* _PROBLEM_
Filter out everything except lines holding "working".

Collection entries
------------------------------------------------------------

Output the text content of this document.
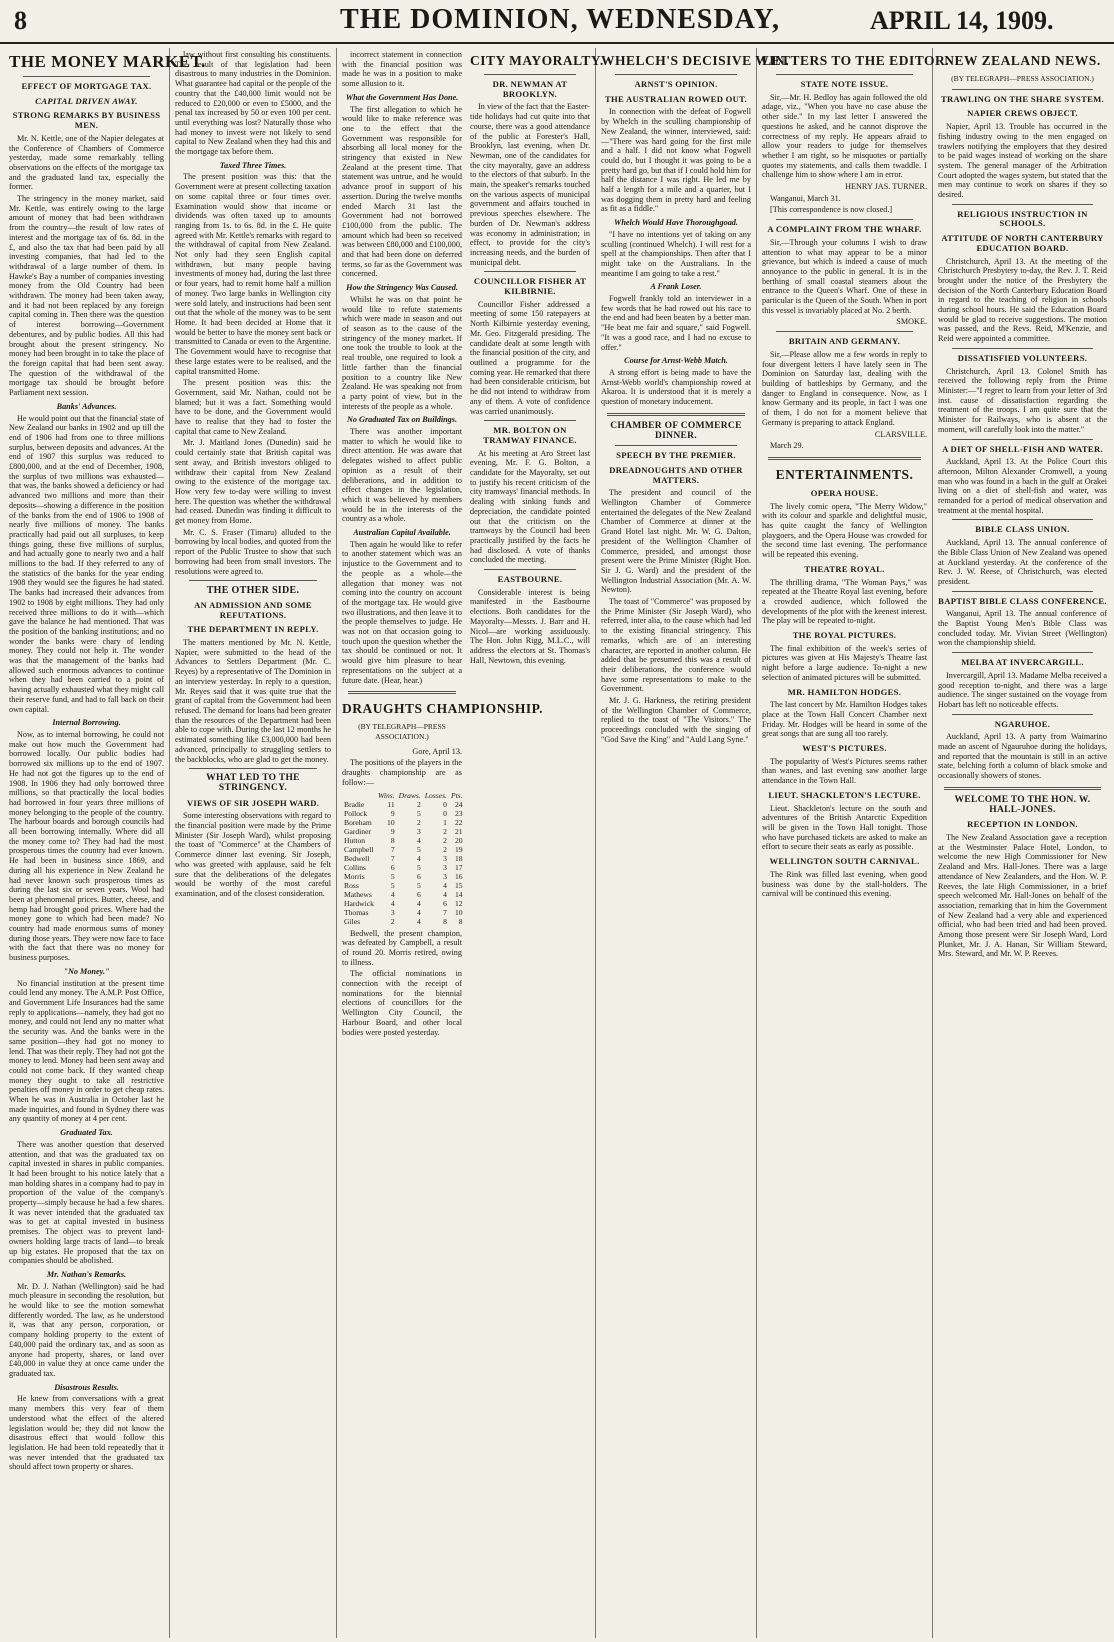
8	THE DOMINION, WEDNESDAY,	APRIL 14, 1909.
THE MONEY MARKET.
EFFECT OF MORTGAGE TAX.
CAPITAL DRIVEN AWAY.
STRONG REMARKS BY BUSINESS MEN.

Mr. N. Kettle, one of the Napier delegates at the Conference of Chambers of Commerce yesterday, made some remarkably telling observations on the effects of the mortgage tax and the graduated land tax, especially the former.

The stringency in the money market, said Mr. Kettle, was entirely owing to the large amount of money that had been withdrawn from the country—the result of low rates of interest and the mortgage tax of 6s. 8d. in the £, and also the tax that had been paid by all investing companies, that had led to the withdrawal of a large number of them. In Hawke's Bay a number of companies investing money from the Old Country had been withdrawn. The money had been taken away, and it had not been replaced by any foreign capital coming in. Then there was the question of interest borrowing—Government debentures, and by public bodies. All this had brought about the present stringency. No money had been brought in to take the place of the foreign capital that had been sent away. The question of the withdrawal of the mortgage tax should be brought before Parliament next session.

Banks' Advances.

He would point out that the financial state of New Zealand our banks in 1902 and up till the end of 1906 had from one to three millions surplus, between deposits and advances. At the end of 1907 this surplus was reduced to £800,000, and at the end of December, 1908, the surplus of two millions was exhausted—that was, the banks showed a deficiency or had advanced two millions and more than their deposits—showing a difference in the position of the banks from the end of 1906 to 1908 of nearly five millions of money. The banks practically had paid out all surpluses, to keep things going, these five millions of surplus, and had actually gone to nearly two and a half millions to the bad. If they referred to any of the statistics of the banks for the year ending 1908 they would see the figures he had stated. The banks had increased their advances from 1902 to 1908 by eight millions. They had only received three millions to do it with—which gave the balance he had mentioned. That was the position of the banking institutions; and no wonder the banks were chary of lending money. They could not help it. The wonder was that the management of the banks had allowed such enormous advances to continue when they had been carried to a point of having actually exhausted what they might call their reserve fund, and had to fall back on their own capital.

Internal Borrowing.

Now, as to internal borrowing, he could not make out how much the Government had borrowed locally. Our public bodies had borrowed six millions up to the end of 1907. He had not got the figures up to the end of 1908. In 1906 they had only borrowed three millions, so that practically the local bodies had borrowed in four years three millions of money belonging to the people of the country. The harbour boards and borough councils had all been borrowing internally. Where did all the money come to? They had had the most prosperous times the country had ever known. He had been in business since 1869, and during all his experience in New Zealand he had never known such prosperous times as during the last six or seven years. Wool had been at phenomenal prices. Butter, cheese, and hemp had brought good prices. Where had the money gone to which had been made? No country had made enormous sums of money during those years. They were now face to face with the fact that there was no money for business purposes.

"No Money."

No financial institution at the present time could lend any money. The A.M.P. Post Office, and Government Life Insurances had the same reply to applications—namely, they had got no money, and could not lend any no matter what the security was. And the banks were in the same position—they had got no money to lend. That was their reply. They had not got the money to lend. Money had been sent away and could not come back. If they wanted cheap money they ought to take all restrictive penalties off money in order to get cheap rates. When he was in Australia in October last he made inquiries, and found in Sydney there was any quantity of money at 4 per cent.

Graduated Tax.

There was another question that deserved attention, and that was the graduated tax on capital invested in shares in public companies. It had been brought to his notice lately that a man holding shares in a company had to pay in proportion of the value of the company's property—simply because he had a few shares. It was never intended that the graduated tax was to get at capital invested in business premises. The object was to prevent land-owners holding large tracts of land—to break up big estates. He proposed that the tax on companies should be abolished.

Mr. Nathan's Remarks.

Mr. D. J. Nathan (Wellington) said he had much pleasure in seconding the resolution, but he would like to see the motion somewhat differently worded. The law, as he understood it, was that any person, corporation, or company holding property to the extent of £40,000 paid the ordinary tax, and as soon as anyone had property, shares, or land over £40,000 in value they at once came under the graduated tax.

Disastrous Results.

He knew from conversations with a great many members this very fear of them understood what the effect of the altered legislation would be; they did not know the disastrous effect that would follow this legislation. He had been told repeatedly that it was never intended that the graduated tax should affect town property or shares.

law without first consulting his constituents. The result of that legislation had been disastrous to many industries in the Dominion. What guarantee had capital or the people of the country that the £40,000 limit would not be reduced to £20,000 or even to £5000, and the penal tax increased by 50 or even 100 per cent. until everything was lost? Naturally those who had money to invest were not likely to send capital to New Zealand when they had this and the mortgage tax before them.

Taxed Three Times.

The present position was this: that the Government were at present collecting taxation on some capital three or four times over. Examination would show that income or dividends was often taxed up to amounts ranging from 1s. to 6s. 8d. in the £. He quite agreed with Mr. Kettle's remarks with regard to the withdrawal of capital from New Zealand. Not only had they seen English capital withdrawn, but many people having investments of money had, during the last three or four years, had to remit home half a million of money. Two large banks in Wellington city were sold lately, and instructions had been sent out that the whole of the money was to be sent Home. It had been decided at Home that it would be better to have the money sent back or transmitted to Canada or even to the Argentine. The Government would have to recognise that these large estates were to be realised, and the capital transmitted Home.

The present position was this: the Government, said Mr. Nathan, could not be blamed; but it was a fact. Something would have to be done, and the Government would have to realise that they had to foster the capital that came to New Zealand.

Mr. J. Maitland Jones (Dunedin) said he could certainly state that British capital was sent away, and British investors obliged to withdraw their capital from New Zealand owing to the existence of the mortgage tax. How very few to-day were willing to invest here. The question was whether the withdrawal had ceased. Dunedin was finding it difficult to get money from Home.

Mr. C. S. Fraser (Timaru) alluded to the borrowing by local bodies, and quoted from the report of the Public Trustee to show that such borrowing had been from small investors. The resolutions were agreed to.

THE OTHER SIDE.
AN ADMISSION AND SOME REFUTATIONS.
THE DEPARTMENT IN REPLY.

The matters mentioned by Mr. N. Kettle, Napier, were submitted to the head of the Advances to Settlers Department (Mr. C. Reyes) by a representative of The Dominion in an interview yesterday. In reply to a question, Mr. Reyes said that it was quite true that the grant of capital from the Government had been refused. The demand for loans had been greater than the resources of the Department had been able to cope with. During the last 12 months he estimated something like £3,000,000 had been advanced, principally to struggling settlers to the backblocks, who are glad to get the money.

WHAT LED TO THE STRINGENCY.
VIEWS OF SIR JOSEPH WARD.

Some interesting observations with regard to the financial position were made by the Prime Minister (Sir Joseph Ward), whilst proposing the toast of "Commerce" at the Chambers of Commerce dinner last evening. Sir Joseph, who was greeted with applause, said he felt sure that the deliberations of the delegates would be worthy of the most careful examination, and of the closest consideration.

incorrect statement in connection with the financial position was made he was in a position to make some allusion to it.

What the Government Has Done.

The first allegation to which he would like to make reference was one to the effect that the Government was responsible for absorbing all local money for the stringency that existed in New Zealand at the present time. That statement was untrue, and he would advance proof in support of his assertion. During the twelve months ended March 31 last the Government had not borrowed £100,000 from the public. The amount which had been so received was between £80,000 and £100,000, and that had been done on deferred terms, so far as the Government was concerned.

How the Stringency Was Caused.

Whilst he was on that point he would like to refute statements which were made in season and out of season as to the cause of the stringency of the money market. If one took the trouble to look at the real trouble, one required to look a little farther than the financial position to a country like New Zealand. He was speaking not from a party point of view, but in the interests of the people as a whole.

No Graduated Tax on Buildings.

There was another important matter to which he would like to direct attention. He was aware that delegates wished to affect public opinion as a result of their deliberations, and in addition to effect changes in the legislation, which it was believed by members would be in the interests of the country as a whole.

Australian Capital Available.

Then again he would like to refer to another statement which was an injustice to the Government and to the people as a whole—the allegation that money was not coming into the country on account of the mortgage tax. He would give two illustrations, and then leave it to the people themselves to judge. He was not on that occasion going to touch upon the question whether the tax should be continued or not. It would give him pleasure to hear representations on the subject at a future date. (Hear, hear.)

DRAUGHTS CHAMPIONSHIP.
(BY TELEGRAPH—PRESS ASSOCIATION.)

Gore, April 13.

The positions of the players in the draughts championship are as follow:—

	Wins.	Draws.	Losses.	Pts.
Bradie	11	2	0	24
Pollock	9	5	0	23
Boreham	10	2	1	22
Gardiner	9	3	2	21
Hutton	8	4	2	20
Campbell	7	5	2	19
Bedwell	7	4	3	18
Collins	6	5	3	17
Morris	5	6	3	16
Ross	5	5	4	15
Mathews	4	6	4	14
Hardwick	4	4	6	12
Thomas	3	4	7	10
Giles	2	4	8	8

Bedwell, the present champion, was defeated by Campbell, a result of round 20. Morris retired, owing to illness.

The official nominations in connection with the receipt of nominations for the biennial elections of councillors for the Wellington City Council, the Harbour Board, and other local bodies were posted yesterday.

CITY MAYORALTY.
DR. NEWMAN AT BROOKLYN.

In view of the fact that the Easter-tide holidays had cut quite into that course, there was a good attendance of the public at Forester's Hall, Brooklyn, last evening, when Dr. Newman, one of the candidates for the city mayoralty, gave an address to the electors of that suburb. In the main, the speaker's remarks touched on the various aspects of municipal government and affairs touched in previous speeches elsewhere. The burden of Dr. Newman's address was economy in administration; in effect, to provide for the city's increasing needs, and the burden of municipal debt.

COUNCILLOR FISHER AT KILBIRNIE.

Councillor Fisher addressed a meeting of some 150 ratepayers at North Kilbirnie yesterday evening, Mr. Geo. Fitzgerald presiding. The candidate dealt at some length with the financial position of the city, and outlined a programme for the coming year. He remarked that there had been considerable criticism, but he did not intend to withdraw from any of them. A vote of confidence was carried unanimously.

MR. BOLTON ON TRAMWAY FINANCE.

At his meeting at Aro Street last evening, Mr. F. G. Bolton, a candidate for the Mayoralty, set out to justify his recent criticism of the city tramways' financial methods. In dealing with sinking funds and depreciation, the candidate pointed out that the criticism on the tramways by the Council had been practically justified by the facts he had disclosed. A vote of thanks concluded the meeting.

EASTBOURNE.

Considerable interest is being manifested in the Eastbourne elections. Both candidates for the Mayoralty—Messrs. J. Barr and H. Nicol—are working assiduously. The Hon. John Rigg, M.L.C., will address the electors at St. Thomas's Hall, Newtown, this evening.

WHELCH'S DECISIVE WIN.
ARNST'S OPINION.
THE AUSTRALIAN ROWED OUT.

In connection with the defeat of Fogwell by Whelch in the sculling championship of New Zealand, the winner, interviewed, said:—"There was hard going for the first mile and a half. I did not know what Fogwell could do, but I thought it was going to be a pretty hard go, but that if I could hold him for half the distance I was right. He led me by half a length for a mile and a quarter, but I was dogging them in pretty hard and feeling as fit as a fiddle."

Whelch Would Have Thoroughgoad.

"I have no intentions yet of taking on any sculling (continued Whelch). I will rest for a spell at the championships. Then after that I might take on the Australians. In the meantime I am going to take a rest."

A Frank Loser.

Fogwell frankly told an interviewer in a few words that he had rowed out his race to the end and had been beaten by a better man. "He beat me fair and square," said Fogwell. "It was a good race, and I had no excuse to offer."

Course for Arnst-Webb Match.

A strong effort is being made to have the Arnst-Webb world's championship rowed at Akaroa. It is understood that it is merely a question of monetary inducement.

CHAMBER OF COMMERCE DINNER.
SPEECH BY THE PREMIER.
DREADNOUGHTS AND OTHER MATTERS.

The president and council of the Wellington Chamber of Commerce entertained the delegates of the New Zealand Chamber of Commerce at dinner at the Grand Hotel last night. Mr. W. G. Dalton, president of the Wellington Chamber of Commerce, presided, and amongst those present were the Prime Minister (Right Hon. Sir J. G. Ward) and the president of the Wellington Industrial Association (Mr. A. W. Newton).

The toast of "Commerce" was proposed by the Prime Minister (Sir Joseph Ward), who referred, inter alia, to the cause which had led to the existing financial stringency. This remarks, which are of an interesting character, are reported in another column. He added that he presumed this was a result of their deliberations, the conference would have some representations to make to the Government.

Mr. J. G. Harkness, the retiring president of the Wellington Chamber of Commerce, replied to the toast of "The Visitors." The proceedings concluded with the singing of "God Save the King" and "Auld Lang Syne."

LETTERS TO THE EDITOR.
STATE NOTE ISSUE.

Sir,—Mr. H. Bedloy has again followed the old adage, viz., "When you have no case abuse the other side." In my last letter I answered the questions he asked, and he cannot disprove the correctness of my reply. He appears afraid to allow your readers to judge for themselves whether I am right, so he misquotes or partially quotes my statements, and calls them twaddle. I challenge him to show where I am in error.

HENRY JAS. TURNER.

Wanganui, March 31.

[This correspondence is now closed.]

A COMPLAINT FROM THE WHARF.

Sir,—Through your columns I wish to draw attention to what may appear to be a minor grievance, but which is indeed a cause of much annoyance to the public in general. It is in the berthing of small coastal steamers about the entrance to the Queen's Wharf. One of these in particular is the Queen of the South. When in port this vessel is invariably placed at No. 2 berth.

SMOKE.

BRITAIN AND GERMANY.

Sir,—Please allow me a few words in reply to four divergent letters I have lately seen in The Dominion on Saturday last, dealing with the building of battleships by Germany, and the danger to England in consequence. Now, as I know Germany and its people, in fact I was one of them, I do not for a moment believe that Germany is preparing to attack England.

CLARSVILLE.

March 29.

ENTERTAINMENTS.
OPERA HOUSE.

The lively comic opera, "The Merry Widow," with its colour and sparkle and delightful music, has quite caught the fancy of Wellington playgoers, and the Opera House was crowded for the second time last evening. The performance will be repeated this evening.

THEATRE ROYAL.

The thrilling drama, "The Woman Pays," was repeated at the Theatre Royal last evening, before a crowded audience, which followed the developments of the plot with the keenest interest. The play will be repeated to-night.

THE ROYAL PICTURES.

The final exhibition of the week's series of pictures was given at His Majesty's Theatre last night before a large audience. To-night a new selection of animated pictures will be submitted.

MR. HAMILTON HODGES.

The last concert by Mr. Hamilton Hodges takes place at the Town Hall Concert Chamber next Friday. Mr. Hodges will be heard in some of the great songs that are sung all too rarely.

WEST'S PICTURES.

The popularity of West's Pictures seems rather than wanes, and last evening saw another large attendance in the Town Hall.

LIEUT. SHACKLETON'S LECTURE.

Lieut. Shackleton's lecture on the south and adventures of the British Antarctic Expedition will be given in the Town Hall tonight. Those who have purchased tickets are asked to make an effort to secure their seats as early as possible.

WELLINGTON SOUTH CARNIVAL.

The Rink was filled last evening, when good business was done by the stall-holders. The carnival will be continued this evening.

NEW ZEALAND NEWS.
(BY TELEGRAPH—PRESS ASSOCIATION.)
TRAWLING ON THE SHARE SYSTEM.
NAPIER CREWS OBJECT.

Napier, April 13. Trouble has occurred in the fishing industry owing to the men engaged on trawlers notifying the employers that they desired to be paid wages instead of working on the share system. The general manager of the Arbitration Court adopted the wages system, but stated that the men may continue to work on shares if they so desired.

RELIGIOUS INSTRUCTION IN SCHOOLS.
ATTITUDE OF NORTH CANTERBURY EDUCATION BOARD.

Christchurch, April 13. At the meeting of the Christchurch Presbytery to-day, the Rev. J. T. Reid brought under the notice of the Presbytery the decision of the North Canterbury Education Board in regard to the teaching of religion in schools during school hours. He said the Education Board would be glad to receive suggestions. The motion was passed, and the Revs. Reid, M'Kenzie, and Reid were appointed a committee.

DISSATISFIED VOLUNTEERS.

Christchurch, April 13. Colonel Smith has received the following reply from the Prime Minister:—"I regret to learn from your letter of 3rd inst. cause of dissatisfaction regarding the treatment of the troops. I am quite sure that the Minister for Railways, who is absent at the moment, will carefully look into the matter."

A DIET OF SHELL-FISH AND WATER.

Auckland, April 13. At the Police Court this afternoon, Milton Alexander Cromwell, a young man who was found in a bach in the gulf at Orakei living on a diet of shell-fish and water, was remanded for a period of medical observation and treatment at the mental hospital.

BIBLE CLASS UNION.

Auckland, April 13. The annual conference of the Bible Class Union of New Zealand was opened at Auckland yesterday. At the conference of the Rev. J. W. Reese, of Christchurch, was elected president.

BAPTIST BIBLE CLASS CONFERENCE.

Wanganui, April 13. The annual conference of the Baptist Young Men's Bible Class was concluded today. Mr. Vivian Street (Wellington) won the championship shield.

MELBA AT INVERCARGILL.

Invercargill, April 13. Madame Melba received a good reception to-night, and there was a large audience. The singer sustained on the voyage from Hobart has left no noticeable effects.

NGARUHOE.

Auckland, April 13. A party from Waimarino made an ascent of Ngauruhoe during the holidays, and reported that the mountain is still in an active state, belching forth a column of black smoke and occasionally showers of stones.

WELCOME TO THE HON. W. HALL-JONES.
RECEPTION IN LONDON.

The New Zealand Association gave a reception at the Westminster Palace Hotel, London, to welcome the new High Commissioner for New Zealand and Mrs. Hall-Jones. There was a large attendance of New Zealanders, and the Hon. W. P. Reeves, the late High Commissioner, in a brief speech welcomed Mr. Hall-Jones on behalf of the association, remarking that in him the Government of New Zealand had a very able and experienced official, who had been tried and had been proved. Among those present were Sir Joseph Ward, Lord Plunket, Mr. J. A. Hanan, Sir William Steward, Mrs. Steward, and Mr. W. P. Reeves.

------------------------------------------------------------

* _ANSWER_
Considerable interest is being manifested in the Eastbourne elections. Both candidates for the Mayoralty—Messrs. J. Barr and H. Nicol—are working assiduously. The Hon. John Rigg, M.L.C., will address the electors at St. Thomas's Hall, Newtown, this evening.
Napier, April 13. Trouble has occurred in the fishing industry owing to the men engaged on trawlers notifying the employers that they desired to be paid wages instead of working on the share system. The general manager of the Arbitration Court adopted the wages system, but stated that the men may continue to work on shares if they so desired.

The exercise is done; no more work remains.